■ The task
Leaving out the pictures, transcribe all of the records faithfully.

■ Task data
--- --- ---

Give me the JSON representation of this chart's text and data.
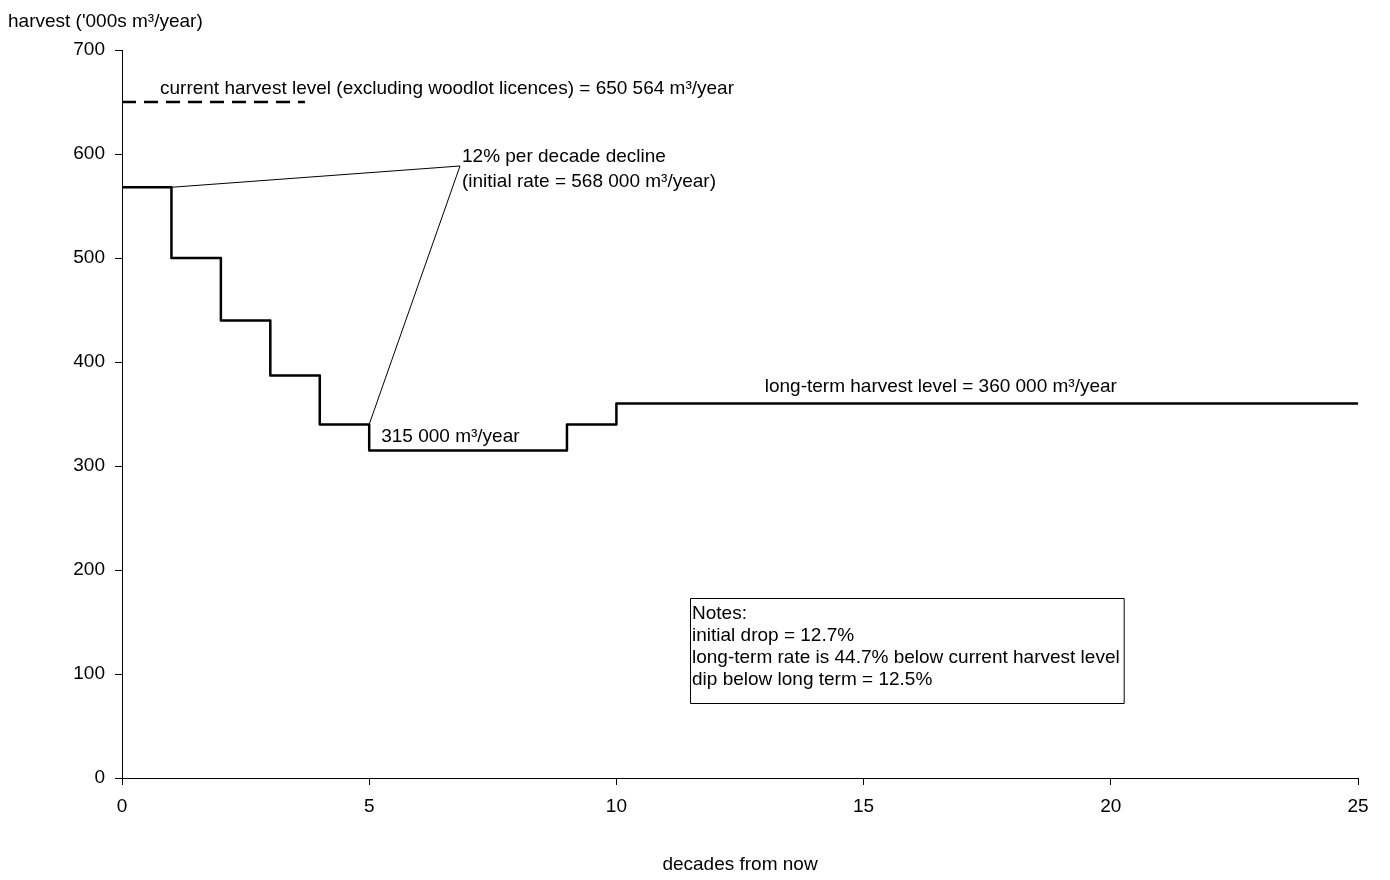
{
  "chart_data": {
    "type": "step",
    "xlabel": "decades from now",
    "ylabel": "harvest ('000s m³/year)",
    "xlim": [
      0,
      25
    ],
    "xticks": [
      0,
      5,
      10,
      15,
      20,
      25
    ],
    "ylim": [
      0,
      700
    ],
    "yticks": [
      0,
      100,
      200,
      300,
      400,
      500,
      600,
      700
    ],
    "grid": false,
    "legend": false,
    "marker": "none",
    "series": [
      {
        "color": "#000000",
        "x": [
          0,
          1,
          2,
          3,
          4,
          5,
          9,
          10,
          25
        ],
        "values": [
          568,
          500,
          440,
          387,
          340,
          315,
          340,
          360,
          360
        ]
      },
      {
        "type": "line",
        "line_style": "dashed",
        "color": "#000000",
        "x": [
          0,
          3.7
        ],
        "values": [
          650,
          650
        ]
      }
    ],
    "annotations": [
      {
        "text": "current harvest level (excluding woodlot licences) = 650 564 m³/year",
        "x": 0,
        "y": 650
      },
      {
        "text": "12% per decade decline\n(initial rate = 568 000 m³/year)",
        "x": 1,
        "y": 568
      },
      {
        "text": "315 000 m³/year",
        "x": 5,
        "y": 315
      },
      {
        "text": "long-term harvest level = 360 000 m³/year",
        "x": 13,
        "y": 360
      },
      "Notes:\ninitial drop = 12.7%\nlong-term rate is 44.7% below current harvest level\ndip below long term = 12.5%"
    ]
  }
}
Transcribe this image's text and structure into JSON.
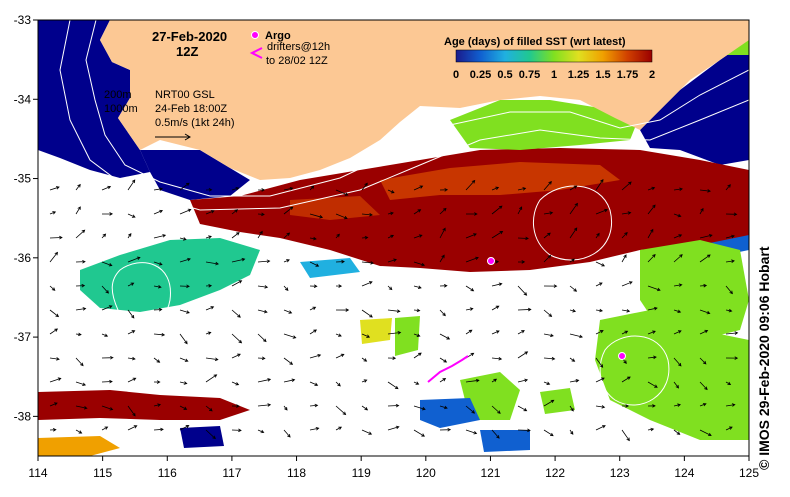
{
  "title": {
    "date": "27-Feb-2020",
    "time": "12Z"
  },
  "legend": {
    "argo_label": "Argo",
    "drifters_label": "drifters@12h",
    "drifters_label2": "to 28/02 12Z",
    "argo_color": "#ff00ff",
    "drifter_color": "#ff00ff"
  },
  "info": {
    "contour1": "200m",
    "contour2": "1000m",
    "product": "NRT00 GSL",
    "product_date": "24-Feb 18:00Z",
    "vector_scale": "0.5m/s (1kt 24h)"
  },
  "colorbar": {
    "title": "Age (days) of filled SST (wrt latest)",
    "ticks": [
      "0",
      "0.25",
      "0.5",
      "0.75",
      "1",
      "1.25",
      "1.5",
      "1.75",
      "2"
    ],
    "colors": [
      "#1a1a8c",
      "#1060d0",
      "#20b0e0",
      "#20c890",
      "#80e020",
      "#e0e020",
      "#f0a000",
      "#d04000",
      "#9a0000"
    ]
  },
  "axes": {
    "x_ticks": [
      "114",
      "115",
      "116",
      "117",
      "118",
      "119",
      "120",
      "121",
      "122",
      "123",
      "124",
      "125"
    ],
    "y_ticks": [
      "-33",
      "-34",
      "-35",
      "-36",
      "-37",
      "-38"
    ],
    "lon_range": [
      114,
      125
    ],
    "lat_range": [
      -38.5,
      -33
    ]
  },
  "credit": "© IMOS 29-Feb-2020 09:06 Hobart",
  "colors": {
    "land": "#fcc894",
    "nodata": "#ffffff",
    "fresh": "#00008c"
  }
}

--- --- ---

■ Solution for this problem
Give me the JSON representation of this chart's text and data.
{
  "chart_data": {
    "type": "step",
    "xlabel": "decades from now",
    "ylabel": "harvest ('000s m³/year)",
    "xlim": [
      0,
      25
    ],
    "xticks": [
      0,
      5,
      10,
      15,
      20,
      25
    ],
    "ylim": [
      0,
      700
    ],
    "yticks": [
      0,
      100,
      200,
      300,
      400,
      500,
      600,
      700
    ],
    "grid": false,
    "legend": false,
    "marker": "none",
    "series": [
      {
        "color": "#000000",
        "x": [
          0,
          1,
          2,
          3,
          4,
          5,
          9,
          10,
          25
        ],
        "values": [
          568,
          500,
          440,
          387,
          340,
          315,
          340,
          360,
          360
        ]
      },
      {
        "type": "line",
        "line_style": "dashed",
        "color": "#000000",
        "x": [
          0,
          3.7
        ],
        "values": [
          650,
          650
        ]
      }
    ],
    "annotations": [
      {
        "text": "current harvest level (excluding woodlot licences) = 650 564 m³/year",
        "x": 0,
        "y": 650
      },
      {
        "text": "12% per decade decline\n(initial rate = 568 000 m³/year)",
        "x": 1,
        "y": 568
      },
      {
        "text": "315 000 m³/year",
        "x": 5,
        "y": 315
      },
      {
        "text": "long-term harvest level = 360 000 m³/year",
        "x": 13,
        "y": 360
      },
      "Notes:\ninitial drop = 12.7%\nlong-term rate is 44.7% below current harvest level\ndip below long term = 12.5%"
    ]
  }
}
Transcribe this image's text and structure into JSON.
{
  "title": {
    "date": "27-Feb-2020",
    "time": "12Z"
  },
  "legend": {
    "argo_label": "Argo",
    "drifters_label": "drifters@12h",
    "drifters_label2": "to 28/02 12Z",
    "argo_color": "#ff00ff",
    "drifter_color": "#ff00ff"
  },
  "info": {
    "contour1": "200m",
    "contour2": "1000m",
    "product": "NRT00 GSL",
    "product_date": "24-Feb 18:00Z",
    "vector_scale": "0.5m/s (1kt 24h)"
  },
  "colorbar": {
    "title": "Age (days) of filled SST (wrt latest)",
    "ticks": [
      "0",
      "0.25",
      "0.5",
      "0.75",
      "1",
      "1.25",
      "1.5",
      "1.75",
      "2"
    ],
    "colors": [
      "#1a1a8c",
      "#1060d0",
      "#20b0e0",
      "#20c890",
      "#80e020",
      "#e0e020",
      "#f0a000",
      "#d04000",
      "#9a0000"
    ]
  },
  "axes": {
    "x_ticks": [
      "114",
      "115",
      "116",
      "117",
      "118",
      "119",
      "120",
      "121",
      "122",
      "123",
      "124",
      "125"
    ],
    "y_ticks": [
      "-33",
      "-34",
      "-35",
      "-36",
      "-37",
      "-38"
    ],
    "lon_range": [
      114,
      125
    ],
    "lat_range": [
      -38.5,
      -33
    ]
  },
  "credit": "© IMOS 29-Feb-2020 09:06 Hobart",
  "colors": {
    "land": "#fcc894",
    "nodata": "#ffffff",
    "fresh": "#00008c"
  }
}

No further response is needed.